> [DIRECTIVE]:
Below are the records. Gather each line that holds "заявок".

> [DATA SHOWN]:
--- BEGIN ---
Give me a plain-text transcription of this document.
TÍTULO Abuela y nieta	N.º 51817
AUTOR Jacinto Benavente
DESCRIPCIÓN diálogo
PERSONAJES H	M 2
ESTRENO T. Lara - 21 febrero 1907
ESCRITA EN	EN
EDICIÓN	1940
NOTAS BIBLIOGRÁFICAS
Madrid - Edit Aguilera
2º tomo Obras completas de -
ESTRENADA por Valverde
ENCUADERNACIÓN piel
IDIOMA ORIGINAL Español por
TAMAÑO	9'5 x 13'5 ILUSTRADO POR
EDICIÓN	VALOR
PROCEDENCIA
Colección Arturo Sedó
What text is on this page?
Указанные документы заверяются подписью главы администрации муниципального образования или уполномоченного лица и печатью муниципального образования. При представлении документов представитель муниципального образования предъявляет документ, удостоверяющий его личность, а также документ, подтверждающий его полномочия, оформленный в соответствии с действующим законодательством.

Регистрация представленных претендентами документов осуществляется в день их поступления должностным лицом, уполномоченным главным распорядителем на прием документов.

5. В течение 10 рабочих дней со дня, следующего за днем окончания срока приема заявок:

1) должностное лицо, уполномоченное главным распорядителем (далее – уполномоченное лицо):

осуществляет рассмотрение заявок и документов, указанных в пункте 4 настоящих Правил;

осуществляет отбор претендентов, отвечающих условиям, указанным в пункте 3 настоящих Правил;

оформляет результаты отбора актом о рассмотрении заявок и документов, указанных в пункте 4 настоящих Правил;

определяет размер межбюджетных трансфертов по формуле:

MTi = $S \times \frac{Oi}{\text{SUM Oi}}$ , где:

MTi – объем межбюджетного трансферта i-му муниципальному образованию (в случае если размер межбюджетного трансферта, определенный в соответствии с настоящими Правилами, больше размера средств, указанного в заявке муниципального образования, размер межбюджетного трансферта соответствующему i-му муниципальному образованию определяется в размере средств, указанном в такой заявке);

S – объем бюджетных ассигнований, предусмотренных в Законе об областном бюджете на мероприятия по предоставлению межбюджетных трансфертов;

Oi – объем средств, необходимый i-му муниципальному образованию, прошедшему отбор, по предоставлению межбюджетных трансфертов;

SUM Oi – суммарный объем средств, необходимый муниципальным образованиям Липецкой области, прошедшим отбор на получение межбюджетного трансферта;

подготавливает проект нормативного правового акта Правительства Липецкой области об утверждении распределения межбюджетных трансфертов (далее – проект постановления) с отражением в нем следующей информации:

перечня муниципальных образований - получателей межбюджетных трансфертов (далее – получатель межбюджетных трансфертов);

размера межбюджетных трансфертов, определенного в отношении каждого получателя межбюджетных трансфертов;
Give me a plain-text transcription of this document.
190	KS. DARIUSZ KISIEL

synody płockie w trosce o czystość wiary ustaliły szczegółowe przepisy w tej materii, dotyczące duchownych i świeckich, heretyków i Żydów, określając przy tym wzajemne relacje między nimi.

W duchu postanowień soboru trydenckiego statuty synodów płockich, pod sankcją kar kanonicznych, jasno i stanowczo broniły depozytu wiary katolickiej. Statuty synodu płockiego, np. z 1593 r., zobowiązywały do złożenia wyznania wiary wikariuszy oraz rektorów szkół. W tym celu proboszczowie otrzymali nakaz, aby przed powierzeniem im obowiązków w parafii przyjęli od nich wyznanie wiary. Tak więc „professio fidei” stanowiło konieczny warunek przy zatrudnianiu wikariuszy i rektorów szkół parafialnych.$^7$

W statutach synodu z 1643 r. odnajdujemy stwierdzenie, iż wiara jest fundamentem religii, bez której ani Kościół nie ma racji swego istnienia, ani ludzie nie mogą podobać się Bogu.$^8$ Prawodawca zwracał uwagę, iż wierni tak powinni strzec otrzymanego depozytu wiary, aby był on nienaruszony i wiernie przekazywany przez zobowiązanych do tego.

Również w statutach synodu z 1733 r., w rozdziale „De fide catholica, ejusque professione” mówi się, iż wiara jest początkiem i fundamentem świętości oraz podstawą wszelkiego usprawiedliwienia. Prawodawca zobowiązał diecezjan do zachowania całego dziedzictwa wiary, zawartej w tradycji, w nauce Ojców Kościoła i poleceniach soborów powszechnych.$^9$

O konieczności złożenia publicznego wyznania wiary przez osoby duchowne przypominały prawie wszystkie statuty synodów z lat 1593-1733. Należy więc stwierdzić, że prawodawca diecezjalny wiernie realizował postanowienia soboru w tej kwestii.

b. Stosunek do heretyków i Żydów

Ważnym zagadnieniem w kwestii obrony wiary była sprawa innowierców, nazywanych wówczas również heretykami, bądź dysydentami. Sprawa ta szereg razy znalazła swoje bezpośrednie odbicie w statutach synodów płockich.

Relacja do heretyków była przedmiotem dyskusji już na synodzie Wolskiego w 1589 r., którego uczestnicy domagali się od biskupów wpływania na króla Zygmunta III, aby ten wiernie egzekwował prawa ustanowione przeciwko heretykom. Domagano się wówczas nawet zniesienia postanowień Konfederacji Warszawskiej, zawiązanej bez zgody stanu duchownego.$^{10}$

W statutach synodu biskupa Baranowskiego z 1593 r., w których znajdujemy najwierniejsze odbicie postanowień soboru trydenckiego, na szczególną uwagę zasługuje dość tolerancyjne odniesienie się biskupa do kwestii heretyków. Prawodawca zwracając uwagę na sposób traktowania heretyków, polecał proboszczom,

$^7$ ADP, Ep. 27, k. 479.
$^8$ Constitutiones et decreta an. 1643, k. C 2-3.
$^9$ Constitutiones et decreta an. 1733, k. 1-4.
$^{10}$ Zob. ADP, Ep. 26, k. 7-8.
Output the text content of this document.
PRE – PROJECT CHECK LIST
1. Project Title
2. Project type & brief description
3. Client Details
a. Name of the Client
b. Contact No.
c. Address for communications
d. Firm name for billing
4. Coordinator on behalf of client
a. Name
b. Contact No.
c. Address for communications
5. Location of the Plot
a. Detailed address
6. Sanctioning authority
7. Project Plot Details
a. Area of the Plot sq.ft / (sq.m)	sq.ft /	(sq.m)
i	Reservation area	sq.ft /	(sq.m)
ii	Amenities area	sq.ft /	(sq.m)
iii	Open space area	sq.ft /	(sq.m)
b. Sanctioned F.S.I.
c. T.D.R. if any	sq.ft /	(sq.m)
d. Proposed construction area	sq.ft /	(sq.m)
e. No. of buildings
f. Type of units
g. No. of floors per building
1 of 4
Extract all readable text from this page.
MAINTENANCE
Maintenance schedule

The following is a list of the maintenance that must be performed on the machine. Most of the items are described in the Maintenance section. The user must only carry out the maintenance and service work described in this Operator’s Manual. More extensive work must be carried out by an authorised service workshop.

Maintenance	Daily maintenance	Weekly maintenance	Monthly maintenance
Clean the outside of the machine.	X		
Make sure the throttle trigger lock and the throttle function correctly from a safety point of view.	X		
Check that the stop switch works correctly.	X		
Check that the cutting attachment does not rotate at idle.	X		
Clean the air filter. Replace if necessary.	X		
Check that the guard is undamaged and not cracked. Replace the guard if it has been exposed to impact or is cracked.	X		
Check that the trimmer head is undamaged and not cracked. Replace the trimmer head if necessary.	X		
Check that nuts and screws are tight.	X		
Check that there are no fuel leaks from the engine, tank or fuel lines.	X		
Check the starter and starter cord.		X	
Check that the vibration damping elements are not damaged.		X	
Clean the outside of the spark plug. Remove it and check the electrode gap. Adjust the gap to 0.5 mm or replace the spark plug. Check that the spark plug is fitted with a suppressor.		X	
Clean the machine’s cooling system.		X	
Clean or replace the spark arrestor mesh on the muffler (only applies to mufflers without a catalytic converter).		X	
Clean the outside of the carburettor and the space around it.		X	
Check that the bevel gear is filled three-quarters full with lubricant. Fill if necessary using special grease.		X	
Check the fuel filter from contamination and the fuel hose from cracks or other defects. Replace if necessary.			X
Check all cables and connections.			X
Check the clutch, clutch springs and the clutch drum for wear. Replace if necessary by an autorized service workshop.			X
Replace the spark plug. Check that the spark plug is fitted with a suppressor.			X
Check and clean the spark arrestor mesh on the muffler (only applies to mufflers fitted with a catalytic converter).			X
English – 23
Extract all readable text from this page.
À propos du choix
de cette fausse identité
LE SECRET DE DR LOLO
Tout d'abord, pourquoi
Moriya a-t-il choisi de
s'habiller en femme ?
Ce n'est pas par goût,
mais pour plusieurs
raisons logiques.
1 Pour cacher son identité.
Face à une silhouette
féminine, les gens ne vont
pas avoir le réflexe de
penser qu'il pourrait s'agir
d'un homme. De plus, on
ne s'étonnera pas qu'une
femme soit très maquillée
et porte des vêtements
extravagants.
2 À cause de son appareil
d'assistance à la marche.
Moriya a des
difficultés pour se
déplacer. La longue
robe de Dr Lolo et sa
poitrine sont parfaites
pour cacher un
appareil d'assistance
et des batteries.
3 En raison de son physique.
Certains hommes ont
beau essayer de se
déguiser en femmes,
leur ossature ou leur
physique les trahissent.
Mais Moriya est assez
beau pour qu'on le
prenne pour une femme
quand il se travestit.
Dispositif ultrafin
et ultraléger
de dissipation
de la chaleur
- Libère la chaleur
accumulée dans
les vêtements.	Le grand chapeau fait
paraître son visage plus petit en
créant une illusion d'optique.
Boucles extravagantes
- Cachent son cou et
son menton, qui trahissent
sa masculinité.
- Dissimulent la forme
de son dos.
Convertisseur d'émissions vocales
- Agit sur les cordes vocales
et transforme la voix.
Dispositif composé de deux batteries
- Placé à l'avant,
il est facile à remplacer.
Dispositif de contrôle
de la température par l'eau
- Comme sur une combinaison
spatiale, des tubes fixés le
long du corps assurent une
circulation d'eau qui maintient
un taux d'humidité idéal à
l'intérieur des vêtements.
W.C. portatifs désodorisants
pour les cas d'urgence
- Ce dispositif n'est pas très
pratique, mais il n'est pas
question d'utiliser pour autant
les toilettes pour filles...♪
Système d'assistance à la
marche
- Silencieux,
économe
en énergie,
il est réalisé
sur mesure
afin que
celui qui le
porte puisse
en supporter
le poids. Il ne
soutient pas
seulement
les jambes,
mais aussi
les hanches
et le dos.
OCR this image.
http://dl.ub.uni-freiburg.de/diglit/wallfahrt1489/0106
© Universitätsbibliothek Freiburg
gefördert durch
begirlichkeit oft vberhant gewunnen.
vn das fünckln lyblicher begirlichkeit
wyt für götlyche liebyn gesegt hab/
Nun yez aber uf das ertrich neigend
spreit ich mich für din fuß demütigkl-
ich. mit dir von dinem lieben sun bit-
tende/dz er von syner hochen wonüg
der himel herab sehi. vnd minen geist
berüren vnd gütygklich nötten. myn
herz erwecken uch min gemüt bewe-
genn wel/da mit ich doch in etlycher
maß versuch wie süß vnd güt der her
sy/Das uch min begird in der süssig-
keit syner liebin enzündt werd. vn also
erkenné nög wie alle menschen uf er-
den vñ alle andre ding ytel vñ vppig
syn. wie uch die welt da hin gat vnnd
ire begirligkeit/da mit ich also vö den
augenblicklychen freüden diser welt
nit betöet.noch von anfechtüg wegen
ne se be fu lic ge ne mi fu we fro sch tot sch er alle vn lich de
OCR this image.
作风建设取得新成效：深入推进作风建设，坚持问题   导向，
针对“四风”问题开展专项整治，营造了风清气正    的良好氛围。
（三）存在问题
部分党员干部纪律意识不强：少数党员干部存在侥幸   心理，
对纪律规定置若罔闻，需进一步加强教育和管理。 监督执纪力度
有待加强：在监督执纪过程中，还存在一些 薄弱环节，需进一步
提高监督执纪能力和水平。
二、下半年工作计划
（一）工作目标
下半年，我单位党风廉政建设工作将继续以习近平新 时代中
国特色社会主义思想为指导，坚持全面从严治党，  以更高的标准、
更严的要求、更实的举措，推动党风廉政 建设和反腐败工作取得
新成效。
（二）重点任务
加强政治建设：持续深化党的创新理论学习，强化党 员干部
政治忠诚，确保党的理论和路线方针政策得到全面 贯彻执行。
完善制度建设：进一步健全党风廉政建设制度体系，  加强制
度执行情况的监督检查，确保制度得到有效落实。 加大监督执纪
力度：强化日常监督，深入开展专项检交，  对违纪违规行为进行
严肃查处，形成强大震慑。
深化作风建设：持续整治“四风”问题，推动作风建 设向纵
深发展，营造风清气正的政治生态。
--- END ---
> [WRITTEN SOLUTION]:
5. В течение 10 рабочих дней со дня, следующего за днем окончания срока приема заявок:
осуществляет рассмотрение заявок и документов, указанных в пункте 4 настоящих Правил;
оформляет результаты отбора актом о рассмотрении заявок и документов, указанных в пункте 4 настоящих Правил;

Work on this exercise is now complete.